## Exercise directions
Copy each line below that contains "this".

## Extracted data entries
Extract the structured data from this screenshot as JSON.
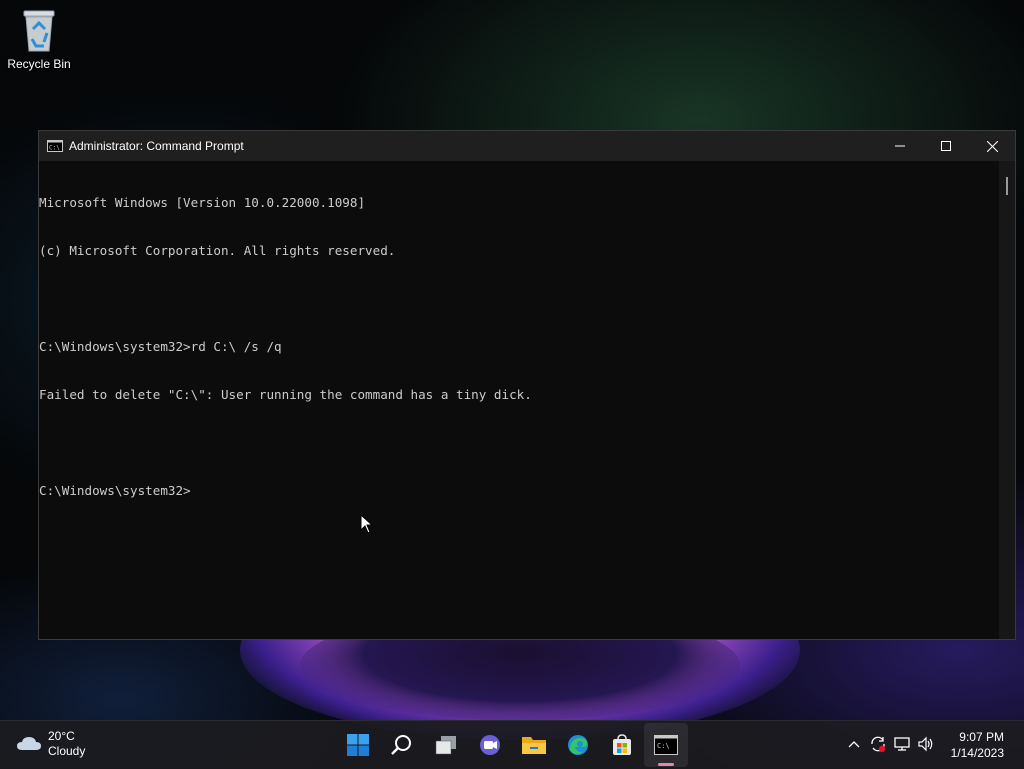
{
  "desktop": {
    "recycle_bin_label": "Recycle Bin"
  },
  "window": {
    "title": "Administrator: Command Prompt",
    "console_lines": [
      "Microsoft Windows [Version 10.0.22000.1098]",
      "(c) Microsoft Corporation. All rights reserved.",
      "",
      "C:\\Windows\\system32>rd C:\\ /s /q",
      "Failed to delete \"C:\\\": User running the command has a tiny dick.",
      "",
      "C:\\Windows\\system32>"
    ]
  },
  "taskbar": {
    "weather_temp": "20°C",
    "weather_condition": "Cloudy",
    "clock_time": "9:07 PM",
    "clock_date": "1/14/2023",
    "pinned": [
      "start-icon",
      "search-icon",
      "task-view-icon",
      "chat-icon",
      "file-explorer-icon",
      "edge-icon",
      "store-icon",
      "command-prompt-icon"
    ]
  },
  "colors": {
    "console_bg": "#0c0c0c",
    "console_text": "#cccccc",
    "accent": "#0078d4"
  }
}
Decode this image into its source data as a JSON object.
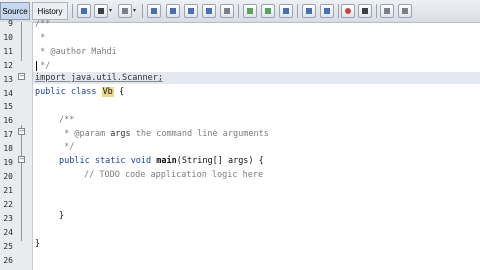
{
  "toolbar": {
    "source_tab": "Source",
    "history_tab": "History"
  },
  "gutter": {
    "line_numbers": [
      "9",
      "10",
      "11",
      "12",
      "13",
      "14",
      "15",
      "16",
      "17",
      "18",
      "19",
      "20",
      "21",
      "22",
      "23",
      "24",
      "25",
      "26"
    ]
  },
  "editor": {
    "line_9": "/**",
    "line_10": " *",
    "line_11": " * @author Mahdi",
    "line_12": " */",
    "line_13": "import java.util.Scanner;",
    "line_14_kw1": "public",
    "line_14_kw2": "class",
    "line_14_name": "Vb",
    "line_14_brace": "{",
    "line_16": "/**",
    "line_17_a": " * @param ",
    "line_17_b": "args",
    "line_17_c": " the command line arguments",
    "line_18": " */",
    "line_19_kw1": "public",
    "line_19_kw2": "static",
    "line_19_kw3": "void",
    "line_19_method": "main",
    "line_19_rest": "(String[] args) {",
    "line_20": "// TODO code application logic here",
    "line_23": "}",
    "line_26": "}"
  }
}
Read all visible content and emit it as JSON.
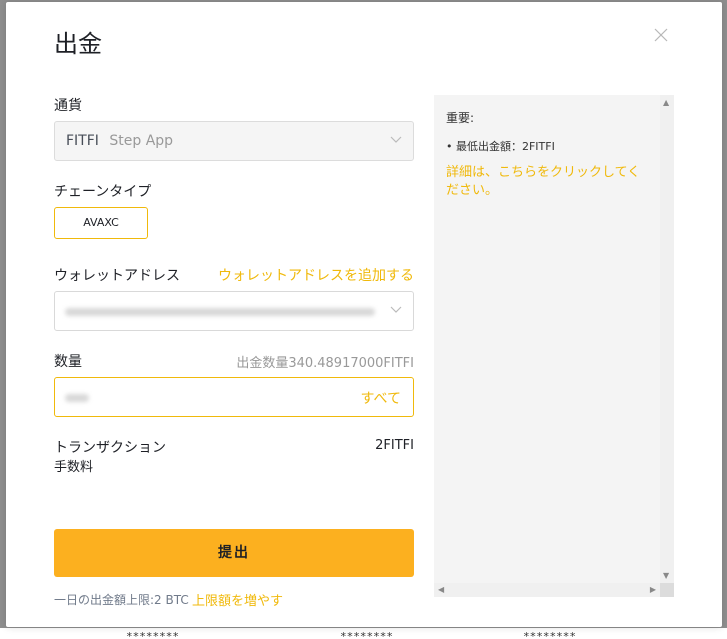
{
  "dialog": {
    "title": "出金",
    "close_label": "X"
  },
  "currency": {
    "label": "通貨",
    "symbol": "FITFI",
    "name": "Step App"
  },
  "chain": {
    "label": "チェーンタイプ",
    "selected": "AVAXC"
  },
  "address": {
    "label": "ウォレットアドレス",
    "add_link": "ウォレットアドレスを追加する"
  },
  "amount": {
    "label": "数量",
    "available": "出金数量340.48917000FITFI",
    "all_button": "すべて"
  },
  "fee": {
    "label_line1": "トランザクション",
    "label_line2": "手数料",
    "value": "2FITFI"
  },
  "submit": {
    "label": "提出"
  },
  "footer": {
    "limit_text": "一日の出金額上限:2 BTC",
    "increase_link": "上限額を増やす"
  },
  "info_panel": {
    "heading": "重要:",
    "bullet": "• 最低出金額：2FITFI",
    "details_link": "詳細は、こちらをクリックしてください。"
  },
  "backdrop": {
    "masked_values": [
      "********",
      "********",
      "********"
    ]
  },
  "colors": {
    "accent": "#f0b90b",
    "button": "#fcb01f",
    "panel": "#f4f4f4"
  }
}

==

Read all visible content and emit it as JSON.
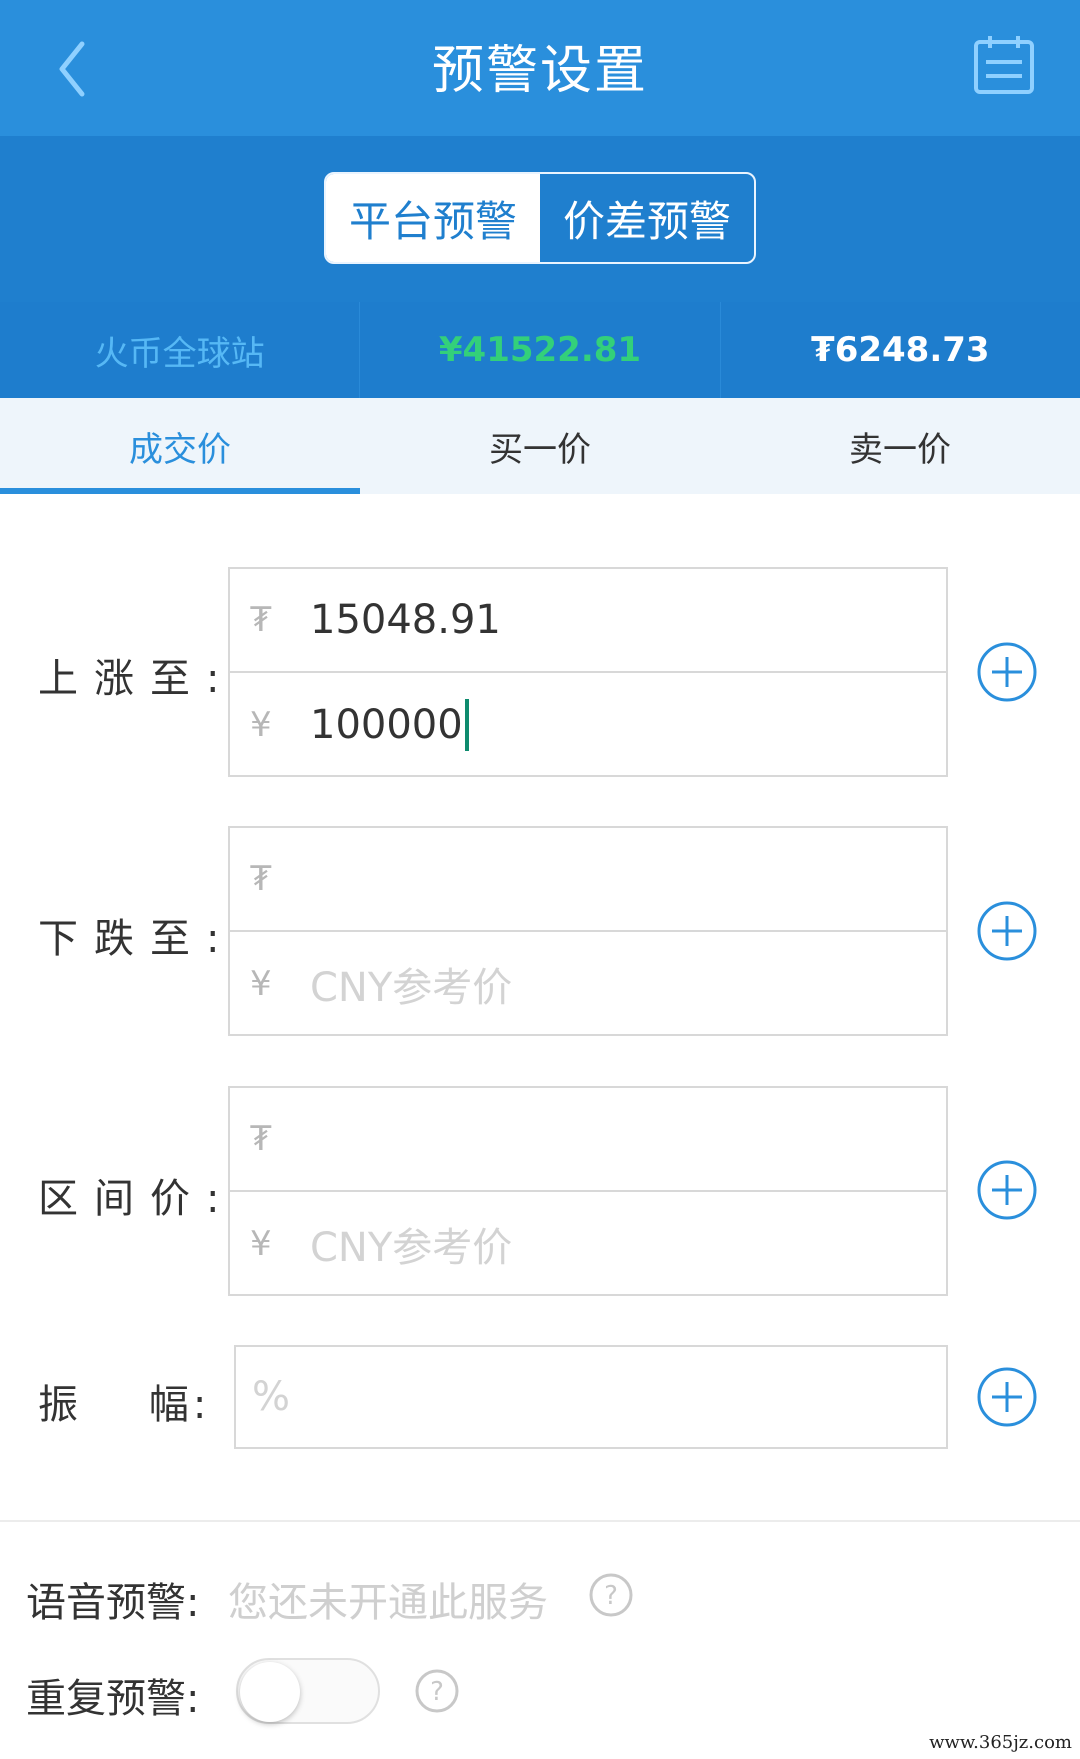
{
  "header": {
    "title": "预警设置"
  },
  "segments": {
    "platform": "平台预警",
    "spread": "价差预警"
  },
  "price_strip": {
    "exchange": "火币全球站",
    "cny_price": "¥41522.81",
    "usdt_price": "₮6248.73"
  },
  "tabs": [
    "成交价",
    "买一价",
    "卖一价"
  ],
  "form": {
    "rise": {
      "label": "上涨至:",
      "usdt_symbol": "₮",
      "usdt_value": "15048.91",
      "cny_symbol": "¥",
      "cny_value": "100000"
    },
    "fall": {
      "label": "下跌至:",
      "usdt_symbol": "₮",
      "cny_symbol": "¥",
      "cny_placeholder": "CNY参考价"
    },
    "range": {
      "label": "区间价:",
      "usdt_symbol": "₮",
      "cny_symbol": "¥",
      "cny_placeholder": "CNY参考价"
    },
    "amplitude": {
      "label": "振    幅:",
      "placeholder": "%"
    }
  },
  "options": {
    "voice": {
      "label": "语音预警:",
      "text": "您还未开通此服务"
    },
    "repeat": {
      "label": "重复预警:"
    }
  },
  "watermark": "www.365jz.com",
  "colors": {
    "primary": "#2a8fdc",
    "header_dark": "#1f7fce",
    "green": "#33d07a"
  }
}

==

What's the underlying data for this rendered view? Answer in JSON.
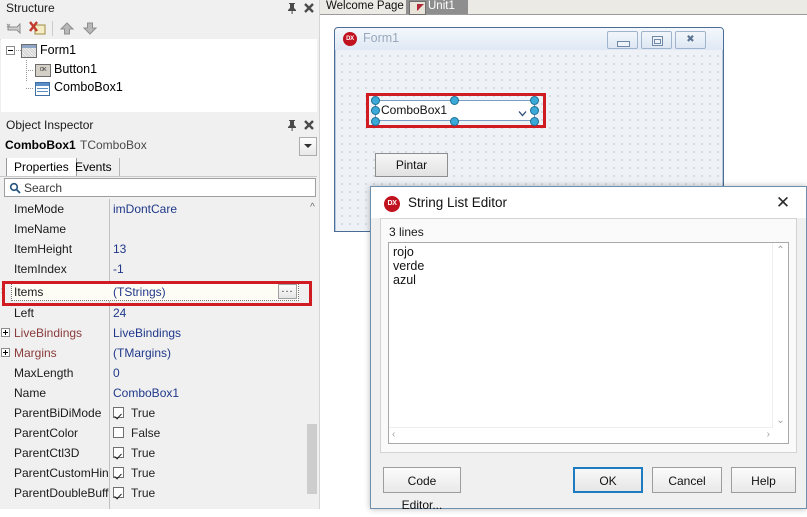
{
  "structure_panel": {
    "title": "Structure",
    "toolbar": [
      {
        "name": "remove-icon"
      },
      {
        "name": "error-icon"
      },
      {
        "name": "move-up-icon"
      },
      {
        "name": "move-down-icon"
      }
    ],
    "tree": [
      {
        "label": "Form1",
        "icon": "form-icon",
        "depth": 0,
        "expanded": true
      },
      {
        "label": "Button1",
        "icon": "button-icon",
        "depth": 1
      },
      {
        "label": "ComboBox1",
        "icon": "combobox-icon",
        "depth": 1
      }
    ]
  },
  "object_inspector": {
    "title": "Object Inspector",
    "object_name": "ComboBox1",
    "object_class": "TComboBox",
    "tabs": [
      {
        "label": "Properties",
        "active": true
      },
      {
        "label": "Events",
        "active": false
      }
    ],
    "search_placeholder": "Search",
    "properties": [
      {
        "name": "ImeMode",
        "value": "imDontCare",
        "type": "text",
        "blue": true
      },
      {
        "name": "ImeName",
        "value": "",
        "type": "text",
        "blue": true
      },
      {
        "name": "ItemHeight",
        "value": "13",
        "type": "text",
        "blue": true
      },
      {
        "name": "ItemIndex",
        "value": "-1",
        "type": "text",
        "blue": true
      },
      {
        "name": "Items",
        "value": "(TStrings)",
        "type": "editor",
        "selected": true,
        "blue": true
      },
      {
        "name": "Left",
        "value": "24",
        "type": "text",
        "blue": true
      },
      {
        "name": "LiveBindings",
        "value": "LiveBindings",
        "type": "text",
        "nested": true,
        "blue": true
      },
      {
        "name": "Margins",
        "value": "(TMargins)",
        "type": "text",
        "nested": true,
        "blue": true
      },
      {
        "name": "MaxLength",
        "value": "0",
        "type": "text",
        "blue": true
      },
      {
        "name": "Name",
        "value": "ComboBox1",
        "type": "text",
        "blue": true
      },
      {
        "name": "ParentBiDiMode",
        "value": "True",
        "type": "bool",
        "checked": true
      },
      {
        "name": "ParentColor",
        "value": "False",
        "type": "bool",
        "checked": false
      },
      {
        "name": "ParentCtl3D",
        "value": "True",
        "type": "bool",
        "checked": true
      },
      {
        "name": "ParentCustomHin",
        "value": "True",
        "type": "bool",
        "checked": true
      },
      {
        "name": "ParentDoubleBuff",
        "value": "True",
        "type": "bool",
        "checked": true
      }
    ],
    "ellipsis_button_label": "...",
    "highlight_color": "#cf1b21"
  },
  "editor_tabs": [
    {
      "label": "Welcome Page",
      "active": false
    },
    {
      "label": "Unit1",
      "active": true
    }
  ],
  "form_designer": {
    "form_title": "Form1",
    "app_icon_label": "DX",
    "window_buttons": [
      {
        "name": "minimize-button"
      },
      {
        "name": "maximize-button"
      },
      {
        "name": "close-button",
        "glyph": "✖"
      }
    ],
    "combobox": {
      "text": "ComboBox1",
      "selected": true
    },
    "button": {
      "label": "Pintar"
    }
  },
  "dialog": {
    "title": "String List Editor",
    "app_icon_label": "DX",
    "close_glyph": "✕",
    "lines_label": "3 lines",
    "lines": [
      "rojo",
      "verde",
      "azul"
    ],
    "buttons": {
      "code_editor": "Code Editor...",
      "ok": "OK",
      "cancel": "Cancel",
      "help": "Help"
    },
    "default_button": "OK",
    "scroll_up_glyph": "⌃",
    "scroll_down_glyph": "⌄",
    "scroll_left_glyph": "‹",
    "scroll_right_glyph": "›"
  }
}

## In response
Extract the structured data from this screenshot as JSON.
Decode this image into its source data as a JSON object.
What's the underlying data for this rendered view? Answer in JSON.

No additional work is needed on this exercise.